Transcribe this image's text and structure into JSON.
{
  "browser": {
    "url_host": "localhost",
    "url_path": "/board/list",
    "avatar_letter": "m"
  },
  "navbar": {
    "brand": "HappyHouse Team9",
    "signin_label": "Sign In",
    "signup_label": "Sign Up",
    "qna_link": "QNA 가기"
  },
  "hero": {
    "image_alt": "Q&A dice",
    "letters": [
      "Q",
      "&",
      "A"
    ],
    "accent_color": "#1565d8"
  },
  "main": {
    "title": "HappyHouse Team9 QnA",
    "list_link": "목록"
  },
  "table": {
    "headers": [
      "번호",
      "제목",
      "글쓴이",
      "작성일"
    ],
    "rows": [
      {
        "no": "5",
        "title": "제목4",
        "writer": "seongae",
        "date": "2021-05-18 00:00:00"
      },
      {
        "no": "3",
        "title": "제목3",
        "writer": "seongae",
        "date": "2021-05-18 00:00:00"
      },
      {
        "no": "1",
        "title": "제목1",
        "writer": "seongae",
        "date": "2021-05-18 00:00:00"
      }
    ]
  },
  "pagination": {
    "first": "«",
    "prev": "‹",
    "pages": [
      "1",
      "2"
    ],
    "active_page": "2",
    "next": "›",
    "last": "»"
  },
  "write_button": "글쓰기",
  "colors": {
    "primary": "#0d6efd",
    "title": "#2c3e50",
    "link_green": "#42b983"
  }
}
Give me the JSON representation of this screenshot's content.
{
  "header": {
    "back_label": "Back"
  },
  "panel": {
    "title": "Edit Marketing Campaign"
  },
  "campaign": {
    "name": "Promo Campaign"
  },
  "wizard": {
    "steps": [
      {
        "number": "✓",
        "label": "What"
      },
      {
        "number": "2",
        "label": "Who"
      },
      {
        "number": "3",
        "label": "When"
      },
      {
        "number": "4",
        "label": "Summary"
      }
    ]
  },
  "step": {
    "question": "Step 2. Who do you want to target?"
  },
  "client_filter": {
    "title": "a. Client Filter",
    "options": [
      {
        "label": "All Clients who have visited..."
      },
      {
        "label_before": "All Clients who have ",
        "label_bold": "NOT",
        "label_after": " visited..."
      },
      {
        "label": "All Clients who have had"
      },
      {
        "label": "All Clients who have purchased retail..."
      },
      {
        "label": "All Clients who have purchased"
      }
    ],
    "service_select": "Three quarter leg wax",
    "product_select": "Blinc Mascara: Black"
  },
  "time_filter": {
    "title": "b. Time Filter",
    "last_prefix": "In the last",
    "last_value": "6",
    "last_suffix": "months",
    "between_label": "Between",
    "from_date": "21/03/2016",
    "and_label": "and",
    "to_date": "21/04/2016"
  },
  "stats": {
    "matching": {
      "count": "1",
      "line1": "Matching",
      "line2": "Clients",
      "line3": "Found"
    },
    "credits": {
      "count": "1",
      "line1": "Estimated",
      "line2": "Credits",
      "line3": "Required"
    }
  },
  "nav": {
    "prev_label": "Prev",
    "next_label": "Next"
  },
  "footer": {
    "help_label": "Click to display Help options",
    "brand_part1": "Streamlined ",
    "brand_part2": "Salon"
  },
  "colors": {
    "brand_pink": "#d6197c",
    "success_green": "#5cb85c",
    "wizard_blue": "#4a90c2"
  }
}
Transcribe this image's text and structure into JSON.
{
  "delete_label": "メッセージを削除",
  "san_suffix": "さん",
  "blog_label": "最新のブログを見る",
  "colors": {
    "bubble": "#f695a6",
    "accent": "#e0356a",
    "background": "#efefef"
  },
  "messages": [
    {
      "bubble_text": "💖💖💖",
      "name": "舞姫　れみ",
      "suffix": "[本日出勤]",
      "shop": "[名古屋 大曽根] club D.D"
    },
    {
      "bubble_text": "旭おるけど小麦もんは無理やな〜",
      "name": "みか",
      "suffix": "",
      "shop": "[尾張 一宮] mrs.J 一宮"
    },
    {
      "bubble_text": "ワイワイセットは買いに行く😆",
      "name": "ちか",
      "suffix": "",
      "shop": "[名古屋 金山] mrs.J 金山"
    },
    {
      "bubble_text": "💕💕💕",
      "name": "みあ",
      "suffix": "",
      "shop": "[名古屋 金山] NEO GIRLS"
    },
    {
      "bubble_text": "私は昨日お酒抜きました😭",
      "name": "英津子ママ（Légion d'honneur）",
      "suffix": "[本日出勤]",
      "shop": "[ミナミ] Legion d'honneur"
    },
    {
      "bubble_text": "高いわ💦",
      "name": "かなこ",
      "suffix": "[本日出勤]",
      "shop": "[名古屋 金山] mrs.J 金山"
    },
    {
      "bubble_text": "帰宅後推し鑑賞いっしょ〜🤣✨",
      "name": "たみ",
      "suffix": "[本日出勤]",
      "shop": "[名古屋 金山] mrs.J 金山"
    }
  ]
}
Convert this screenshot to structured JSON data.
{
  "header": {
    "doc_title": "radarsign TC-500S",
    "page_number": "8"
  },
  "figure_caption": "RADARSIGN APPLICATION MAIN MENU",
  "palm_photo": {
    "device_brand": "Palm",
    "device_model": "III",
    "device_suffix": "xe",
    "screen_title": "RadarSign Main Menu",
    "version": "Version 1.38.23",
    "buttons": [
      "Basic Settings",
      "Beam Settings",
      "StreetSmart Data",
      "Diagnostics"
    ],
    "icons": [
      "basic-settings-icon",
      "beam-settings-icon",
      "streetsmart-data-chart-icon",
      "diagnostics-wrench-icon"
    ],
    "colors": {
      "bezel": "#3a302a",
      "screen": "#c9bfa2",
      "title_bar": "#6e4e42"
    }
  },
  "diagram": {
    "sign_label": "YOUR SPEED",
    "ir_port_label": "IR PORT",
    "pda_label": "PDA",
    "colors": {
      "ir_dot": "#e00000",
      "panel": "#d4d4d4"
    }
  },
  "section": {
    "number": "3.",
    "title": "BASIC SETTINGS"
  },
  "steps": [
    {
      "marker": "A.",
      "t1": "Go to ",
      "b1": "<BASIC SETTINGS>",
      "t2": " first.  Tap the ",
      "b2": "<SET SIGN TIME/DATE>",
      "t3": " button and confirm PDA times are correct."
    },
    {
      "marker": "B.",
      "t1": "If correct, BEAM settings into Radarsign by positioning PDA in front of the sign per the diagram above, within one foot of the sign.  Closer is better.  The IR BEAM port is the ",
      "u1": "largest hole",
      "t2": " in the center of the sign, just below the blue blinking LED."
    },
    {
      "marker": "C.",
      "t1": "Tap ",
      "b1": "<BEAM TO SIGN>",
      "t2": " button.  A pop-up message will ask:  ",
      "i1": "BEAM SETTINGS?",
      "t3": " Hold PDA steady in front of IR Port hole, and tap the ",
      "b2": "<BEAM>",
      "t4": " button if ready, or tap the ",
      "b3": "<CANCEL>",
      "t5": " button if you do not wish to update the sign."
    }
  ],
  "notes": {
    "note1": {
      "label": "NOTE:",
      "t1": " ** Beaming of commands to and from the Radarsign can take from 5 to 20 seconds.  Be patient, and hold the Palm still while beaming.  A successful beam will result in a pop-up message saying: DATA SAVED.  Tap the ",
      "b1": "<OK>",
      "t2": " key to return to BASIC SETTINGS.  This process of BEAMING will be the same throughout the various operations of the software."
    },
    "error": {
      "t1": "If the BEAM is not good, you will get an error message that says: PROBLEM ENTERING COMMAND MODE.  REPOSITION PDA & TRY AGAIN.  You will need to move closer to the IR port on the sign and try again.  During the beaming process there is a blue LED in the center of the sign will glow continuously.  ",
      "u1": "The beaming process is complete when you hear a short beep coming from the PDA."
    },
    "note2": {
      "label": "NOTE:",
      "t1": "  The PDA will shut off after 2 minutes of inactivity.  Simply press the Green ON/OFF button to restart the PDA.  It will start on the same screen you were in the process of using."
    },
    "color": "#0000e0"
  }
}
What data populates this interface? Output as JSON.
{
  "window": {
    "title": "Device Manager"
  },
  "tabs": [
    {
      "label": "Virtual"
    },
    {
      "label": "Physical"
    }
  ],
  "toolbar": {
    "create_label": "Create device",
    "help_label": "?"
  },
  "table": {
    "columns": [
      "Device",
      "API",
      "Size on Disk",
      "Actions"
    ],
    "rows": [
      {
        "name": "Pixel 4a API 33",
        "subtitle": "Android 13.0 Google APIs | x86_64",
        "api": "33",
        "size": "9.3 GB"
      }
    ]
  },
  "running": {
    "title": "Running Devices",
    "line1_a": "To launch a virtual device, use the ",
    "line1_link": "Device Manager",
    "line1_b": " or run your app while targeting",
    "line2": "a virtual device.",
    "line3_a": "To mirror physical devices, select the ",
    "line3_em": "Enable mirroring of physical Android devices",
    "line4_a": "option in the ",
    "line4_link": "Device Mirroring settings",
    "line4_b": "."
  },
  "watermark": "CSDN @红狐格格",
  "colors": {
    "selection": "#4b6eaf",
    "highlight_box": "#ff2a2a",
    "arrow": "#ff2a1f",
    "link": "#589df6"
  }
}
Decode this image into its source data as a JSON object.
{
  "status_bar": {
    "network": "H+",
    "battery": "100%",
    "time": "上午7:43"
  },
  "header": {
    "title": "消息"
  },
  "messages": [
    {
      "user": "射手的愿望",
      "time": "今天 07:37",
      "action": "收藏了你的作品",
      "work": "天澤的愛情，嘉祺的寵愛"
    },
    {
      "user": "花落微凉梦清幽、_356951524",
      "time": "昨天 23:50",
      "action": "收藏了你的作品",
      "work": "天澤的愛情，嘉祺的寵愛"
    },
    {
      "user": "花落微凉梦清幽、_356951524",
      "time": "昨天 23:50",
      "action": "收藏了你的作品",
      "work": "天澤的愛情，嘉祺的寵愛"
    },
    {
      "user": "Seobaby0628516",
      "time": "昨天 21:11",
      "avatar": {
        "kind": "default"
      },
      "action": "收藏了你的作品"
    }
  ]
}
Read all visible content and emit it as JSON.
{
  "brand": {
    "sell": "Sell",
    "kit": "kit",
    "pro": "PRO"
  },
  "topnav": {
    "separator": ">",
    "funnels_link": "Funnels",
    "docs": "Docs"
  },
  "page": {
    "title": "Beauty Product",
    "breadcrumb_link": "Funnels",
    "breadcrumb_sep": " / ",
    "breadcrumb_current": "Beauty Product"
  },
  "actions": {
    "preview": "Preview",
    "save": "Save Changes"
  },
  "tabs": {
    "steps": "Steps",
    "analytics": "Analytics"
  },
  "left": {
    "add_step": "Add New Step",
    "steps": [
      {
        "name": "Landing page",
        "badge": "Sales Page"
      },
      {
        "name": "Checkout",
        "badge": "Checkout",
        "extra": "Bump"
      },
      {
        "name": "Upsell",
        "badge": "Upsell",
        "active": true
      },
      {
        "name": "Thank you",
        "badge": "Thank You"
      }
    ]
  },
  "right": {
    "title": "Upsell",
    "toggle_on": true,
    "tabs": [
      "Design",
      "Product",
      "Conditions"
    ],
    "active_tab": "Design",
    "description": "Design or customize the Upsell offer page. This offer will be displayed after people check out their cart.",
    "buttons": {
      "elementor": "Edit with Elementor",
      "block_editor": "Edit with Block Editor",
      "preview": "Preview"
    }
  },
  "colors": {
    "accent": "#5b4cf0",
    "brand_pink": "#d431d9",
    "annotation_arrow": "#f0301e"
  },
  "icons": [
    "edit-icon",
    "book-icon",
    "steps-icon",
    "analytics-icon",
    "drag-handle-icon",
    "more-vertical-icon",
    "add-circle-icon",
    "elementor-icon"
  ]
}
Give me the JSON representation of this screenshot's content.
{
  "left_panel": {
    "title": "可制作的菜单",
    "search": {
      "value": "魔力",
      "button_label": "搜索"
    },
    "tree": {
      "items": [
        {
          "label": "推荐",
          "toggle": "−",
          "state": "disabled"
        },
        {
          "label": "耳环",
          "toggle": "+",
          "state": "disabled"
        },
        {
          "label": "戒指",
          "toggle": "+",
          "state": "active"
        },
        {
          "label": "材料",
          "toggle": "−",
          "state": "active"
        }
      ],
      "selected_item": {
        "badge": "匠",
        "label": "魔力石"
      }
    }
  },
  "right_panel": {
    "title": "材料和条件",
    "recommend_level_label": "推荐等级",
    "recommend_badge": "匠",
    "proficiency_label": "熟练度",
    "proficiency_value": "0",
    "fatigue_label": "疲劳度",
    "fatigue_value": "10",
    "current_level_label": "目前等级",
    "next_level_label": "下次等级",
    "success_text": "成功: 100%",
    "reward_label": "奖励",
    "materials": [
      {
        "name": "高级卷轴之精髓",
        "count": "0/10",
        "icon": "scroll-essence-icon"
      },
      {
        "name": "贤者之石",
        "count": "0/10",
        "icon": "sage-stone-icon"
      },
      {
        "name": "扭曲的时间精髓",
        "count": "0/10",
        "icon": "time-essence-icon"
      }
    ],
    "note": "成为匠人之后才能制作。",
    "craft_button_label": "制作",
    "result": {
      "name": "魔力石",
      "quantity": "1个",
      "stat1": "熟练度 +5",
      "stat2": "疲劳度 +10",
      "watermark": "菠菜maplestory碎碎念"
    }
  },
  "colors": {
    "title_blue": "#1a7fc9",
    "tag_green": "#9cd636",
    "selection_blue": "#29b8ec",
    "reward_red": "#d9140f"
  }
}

========

PROBLEM TO SOLVE: Track down the lines that include the word "options" and copy them.

TASK OUTPUT:
    "options": [
    "help_label": "Click to display Help options",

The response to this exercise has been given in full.